GNU bug report logs - #42140
26.3; sigsegv when using nss-docker

Previous Next

Package: emacs;

Reported by: Hans van den Bogert <hansbogert <at> gmail.com>

Date: Tue, 30 Jun 2020 15:11:07 UTC

Severity: normal

Found in version 26.3

Done: Eli Zaretskii <eliz <at> gnu.org>

Bug is archived. No further changes may be made.

Full log


View this message in rfc822 format

From: Hans van den Bogert <hansbogert <at> gmail.com>
To: Eli Zaretskii <eliz <at> gnu.org>
Cc: 42140 <at> debbugs.gnu.org
Subject: bug#42140: 26.3; sigsegv when using nss-docker
Date: Tue, 30 Jun 2020 22:15:42 +0200
On 6/30/20 5:40 PM, Eli Zaretskii wrote:
> Emacs is not multithreaded.  If you never start any additional Lisp
> threads, only one thread ever runs (not counting GTK threads, but
> those aren't new in Emacs 26).
> 
> The backtrace seems to suggest its a problem in nss-docker, since the
> crash is in its code.  Are you sure this is an Emacs problem?

> Emacs is not multithreaded.

[Stated exercise]: Reproduce the bug report from "From: Hans van" up to and including "an Emacs problem?". Base each answer on the bug report alone.

[Listed entries]:
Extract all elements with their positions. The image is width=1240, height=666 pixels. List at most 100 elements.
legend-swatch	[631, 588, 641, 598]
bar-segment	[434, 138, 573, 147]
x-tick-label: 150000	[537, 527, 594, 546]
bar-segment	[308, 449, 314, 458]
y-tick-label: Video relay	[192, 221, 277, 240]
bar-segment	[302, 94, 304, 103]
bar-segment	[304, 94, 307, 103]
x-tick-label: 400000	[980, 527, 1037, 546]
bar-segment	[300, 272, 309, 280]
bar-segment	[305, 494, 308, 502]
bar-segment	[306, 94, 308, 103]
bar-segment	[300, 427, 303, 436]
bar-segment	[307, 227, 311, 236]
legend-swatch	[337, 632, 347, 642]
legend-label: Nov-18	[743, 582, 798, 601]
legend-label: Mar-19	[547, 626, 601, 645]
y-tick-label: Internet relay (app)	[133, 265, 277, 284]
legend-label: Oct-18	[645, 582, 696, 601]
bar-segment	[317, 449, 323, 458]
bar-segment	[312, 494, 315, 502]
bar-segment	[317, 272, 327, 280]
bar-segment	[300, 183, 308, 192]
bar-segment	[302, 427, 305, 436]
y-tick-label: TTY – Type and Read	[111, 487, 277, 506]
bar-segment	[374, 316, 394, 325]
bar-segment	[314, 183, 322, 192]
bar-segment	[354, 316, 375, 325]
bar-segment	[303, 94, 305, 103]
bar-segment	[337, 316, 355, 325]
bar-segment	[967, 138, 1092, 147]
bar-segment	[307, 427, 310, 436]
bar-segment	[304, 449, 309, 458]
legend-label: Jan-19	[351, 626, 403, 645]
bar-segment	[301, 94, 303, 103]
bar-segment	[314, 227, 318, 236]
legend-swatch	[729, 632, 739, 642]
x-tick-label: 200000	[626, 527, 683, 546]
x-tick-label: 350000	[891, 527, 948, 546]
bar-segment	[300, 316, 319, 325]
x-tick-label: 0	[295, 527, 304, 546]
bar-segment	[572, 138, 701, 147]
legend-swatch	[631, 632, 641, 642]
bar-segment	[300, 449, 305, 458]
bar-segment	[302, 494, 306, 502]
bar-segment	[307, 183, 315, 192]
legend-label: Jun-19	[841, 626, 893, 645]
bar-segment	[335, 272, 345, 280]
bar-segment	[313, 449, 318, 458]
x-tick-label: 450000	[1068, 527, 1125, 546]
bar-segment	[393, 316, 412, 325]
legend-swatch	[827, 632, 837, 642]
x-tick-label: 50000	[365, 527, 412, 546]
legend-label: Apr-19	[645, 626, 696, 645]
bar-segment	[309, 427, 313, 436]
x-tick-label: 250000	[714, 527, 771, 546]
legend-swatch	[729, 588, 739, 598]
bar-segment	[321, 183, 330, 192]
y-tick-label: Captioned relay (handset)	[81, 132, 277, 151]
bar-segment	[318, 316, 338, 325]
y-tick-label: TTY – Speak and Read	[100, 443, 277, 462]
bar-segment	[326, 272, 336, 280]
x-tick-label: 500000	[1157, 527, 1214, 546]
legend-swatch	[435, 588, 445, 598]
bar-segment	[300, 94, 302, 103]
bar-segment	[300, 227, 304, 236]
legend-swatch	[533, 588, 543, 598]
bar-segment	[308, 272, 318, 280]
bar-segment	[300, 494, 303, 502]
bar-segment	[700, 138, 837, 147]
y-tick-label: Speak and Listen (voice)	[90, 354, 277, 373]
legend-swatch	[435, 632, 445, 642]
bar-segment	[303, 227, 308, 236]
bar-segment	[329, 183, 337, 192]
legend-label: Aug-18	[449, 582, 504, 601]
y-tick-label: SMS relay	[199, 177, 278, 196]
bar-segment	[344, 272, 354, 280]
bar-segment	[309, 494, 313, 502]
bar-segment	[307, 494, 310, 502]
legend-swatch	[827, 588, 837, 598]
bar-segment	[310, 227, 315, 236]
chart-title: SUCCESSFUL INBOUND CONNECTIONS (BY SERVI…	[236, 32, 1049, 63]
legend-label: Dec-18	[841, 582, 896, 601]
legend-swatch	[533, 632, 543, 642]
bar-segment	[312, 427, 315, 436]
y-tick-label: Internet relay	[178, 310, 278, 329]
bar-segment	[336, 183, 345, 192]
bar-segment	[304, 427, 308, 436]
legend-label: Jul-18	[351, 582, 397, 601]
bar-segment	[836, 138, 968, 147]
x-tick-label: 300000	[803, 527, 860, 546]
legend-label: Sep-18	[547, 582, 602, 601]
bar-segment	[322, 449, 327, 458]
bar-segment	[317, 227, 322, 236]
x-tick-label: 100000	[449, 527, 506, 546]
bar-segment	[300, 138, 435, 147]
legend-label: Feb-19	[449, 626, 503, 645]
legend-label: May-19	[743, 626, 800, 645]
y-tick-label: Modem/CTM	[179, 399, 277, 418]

[Answer to the task]:
From: Hans van den Bogert <hansbogert <at> gmail.com>
To: Eli Zaretskii <eliz <at> gnu.org>
Cc: 42140 <at> debbugs.gnu.org
Subject: bug#42140: 26.3; sigsegv when using nss-docker
Date: Tue, 30 Jun 2020 22:15:42 +0200
On 6/30/20 5:40 PM, Eli Zaretskii wrote:
> Emacs is not multithreaded.  If you never start any additional Lisp
> threads, only one thread ever runs (not counting GTK threads, but
> those aren't new in Emacs 26).
> 
> The backtrace seems to suggest its a problem in nss-docker, since the
> crash is in its code.  Are you sure this is an Emacs problem?